§ **WRITTEN REQUEST**:
Extract the full set of records that follows, word for word.

§ **RECORDS SUPPLIED**:
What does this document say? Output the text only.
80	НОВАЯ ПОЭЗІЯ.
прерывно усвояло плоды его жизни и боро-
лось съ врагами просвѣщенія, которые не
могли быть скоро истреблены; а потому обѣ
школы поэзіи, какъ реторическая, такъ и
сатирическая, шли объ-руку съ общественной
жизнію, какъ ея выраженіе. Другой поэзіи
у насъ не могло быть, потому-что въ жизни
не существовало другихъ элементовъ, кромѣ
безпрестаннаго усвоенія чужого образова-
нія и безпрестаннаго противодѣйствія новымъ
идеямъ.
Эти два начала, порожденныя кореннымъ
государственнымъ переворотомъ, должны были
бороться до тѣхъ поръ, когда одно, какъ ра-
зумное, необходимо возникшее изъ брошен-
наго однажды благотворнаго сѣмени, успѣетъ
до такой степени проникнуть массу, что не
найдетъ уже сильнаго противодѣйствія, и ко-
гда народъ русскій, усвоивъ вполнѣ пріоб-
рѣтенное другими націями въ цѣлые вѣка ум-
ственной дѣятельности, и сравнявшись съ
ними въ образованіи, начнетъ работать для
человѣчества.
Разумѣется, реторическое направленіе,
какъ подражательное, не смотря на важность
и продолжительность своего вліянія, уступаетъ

§ **RESPONSE TO THE EXERCISE**:
What does this document say? Output the text only.
80	НОВАЯ ПОЭЗІЯ.
прерывно усвояло плоды его жизни и боро-
лось съ врагами просвѣщенія, которые не
могли быть скоро истреблены; а потому обѣ
школы поэзіи, какъ реторическая, такъ и
сатирическая, шли объ-руку съ общественной
жизнію, какъ ея выраженіе. Другой поэзіи
у насъ не могло быть, потому-что въ жизни
не существовало другихъ элементовъ, кромѣ
безпрестаннаго усвоенія чужого образова-
нія и безпрестаннаго противодѣйствія новымъ
идеямъ.
Эти два начала, порожденныя кореннымъ
государственнымъ переворотомъ, должны были
бороться до тѣхъ поръ, когда одно, какъ ра-
зумное, необходимо возникшее изъ брошен-
наго однажды благотворнаго сѣмени, успѣетъ
до такой степени проникнуть массу, что не
найдетъ уже сильнаго противодѣйствія, и ко-
гда народъ русскій, усвоивъ вполнѣ пріоб-
рѣтенное другими націями въ цѣлые вѣка ум-
ственной дѣятельности, и сравнявшись съ
ними въ образованіи, начнетъ работать для
человѣчества.
Разумѣется, реторическое направленіе,
какъ подражательное, не смотря на важность
и продолжительность своего вліянія, уступаетъ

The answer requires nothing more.